_TASK INSTRUCTIONS_: Without omitting anything, retype the data that follows.

## Start

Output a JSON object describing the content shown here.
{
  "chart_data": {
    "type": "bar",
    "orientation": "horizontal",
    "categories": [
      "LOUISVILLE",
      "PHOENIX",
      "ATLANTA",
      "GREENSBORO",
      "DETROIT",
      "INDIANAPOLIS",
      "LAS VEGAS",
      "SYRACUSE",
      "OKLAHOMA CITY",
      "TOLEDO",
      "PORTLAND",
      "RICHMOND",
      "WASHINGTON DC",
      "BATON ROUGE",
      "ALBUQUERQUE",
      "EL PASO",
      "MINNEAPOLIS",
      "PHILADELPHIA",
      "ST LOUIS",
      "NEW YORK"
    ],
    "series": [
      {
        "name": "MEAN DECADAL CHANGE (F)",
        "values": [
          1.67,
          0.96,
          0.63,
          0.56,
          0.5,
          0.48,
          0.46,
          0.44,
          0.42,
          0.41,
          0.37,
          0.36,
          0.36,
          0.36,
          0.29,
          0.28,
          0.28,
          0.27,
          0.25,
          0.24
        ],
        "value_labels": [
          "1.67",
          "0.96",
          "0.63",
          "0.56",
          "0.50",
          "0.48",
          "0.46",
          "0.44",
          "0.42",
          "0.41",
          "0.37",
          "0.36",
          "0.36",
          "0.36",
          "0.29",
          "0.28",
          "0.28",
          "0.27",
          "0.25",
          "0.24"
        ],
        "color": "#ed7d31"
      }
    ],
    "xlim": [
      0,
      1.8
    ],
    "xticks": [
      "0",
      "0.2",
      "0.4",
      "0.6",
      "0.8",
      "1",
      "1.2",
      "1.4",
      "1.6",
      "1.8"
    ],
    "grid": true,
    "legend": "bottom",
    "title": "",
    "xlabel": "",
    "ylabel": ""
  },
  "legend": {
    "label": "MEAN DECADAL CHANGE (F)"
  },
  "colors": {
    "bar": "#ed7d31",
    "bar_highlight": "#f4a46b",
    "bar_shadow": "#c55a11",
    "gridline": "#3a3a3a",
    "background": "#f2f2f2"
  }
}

## End

_SOLVED PROBLEM_:
Output a JSON object describing the content shown here.
{
  "chart_data": {
    "type": "bar",
    "orientation": "horizontal",
    "categories": [
      "LOUISVILLE",
      "PHOENIX",
      "ATLANTA",
      "GREENSBORO",
      "DETROIT",
      "INDIANAPOLIS",
      "LAS VEGAS",
      "SYRACUSE",
      "OKLAHOMA CITY",
      "TOLEDO",
      "PORTLAND",
      "RICHMOND",
      "WASHINGTON DC",
      "BATON ROUGE",
      "ALBUQUERQUE",
      "EL PASO",
      "MINNEAPOLIS",
      "PHILADELPHIA",
      "ST LOUIS",
      "NEW YORK"
    ],
    "series": [
      {
        "name": "MEAN DECADAL CHANGE (F)",
        "values": [
          1.67,
          0.96,
          0.63,
          0.56,
          0.5,
          0.48,
          0.46,
          0.44,
          0.42,
          0.41,
          0.37,
          0.36,
          0.36,
          0.36,
          0.29,
          0.28,
          0.28,
          0.27,
          0.25,
          0.24
        ],
        "value_labels": [
          "1.67",
          "0.96",
          "0.63",
          "0.56",
          "0.50",
          "0.48",
          "0.46",
          "0.44",
          "0.42",
          "0.41",
          "0.37",
          "0.36",
          "0.36",
          "0.36",
          "0.29",
          "0.28",
          "0.28",
          "0.27",
          "0.25",
          "0.24"
        ],
        "color": "#ed7d31"
      }
    ],
    "xlim": [
      0,
      1.8
    ],
    "xticks": [
      "0",
      "0.2",
      "0.4",
      "0.6",
      "0.8",
      "1",
      "1.2",
      "1.4",
      "1.6",
      "1.8"
    ],
    "grid": true,
    "legend": "bottom",
    "title": "",
    "xlabel": "",
    "ylabel": ""
  },
  "legend": {
    "label": "MEAN DECADAL CHANGE (F)"
  },
  "colors": {
    "bar": "#ed7d31",
    "bar_highlight": "#f4a46b",
    "bar_shadow": "#c55a11",
    "gridline": "#3a3a3a",
    "background": "#f2f2f2"
  }
}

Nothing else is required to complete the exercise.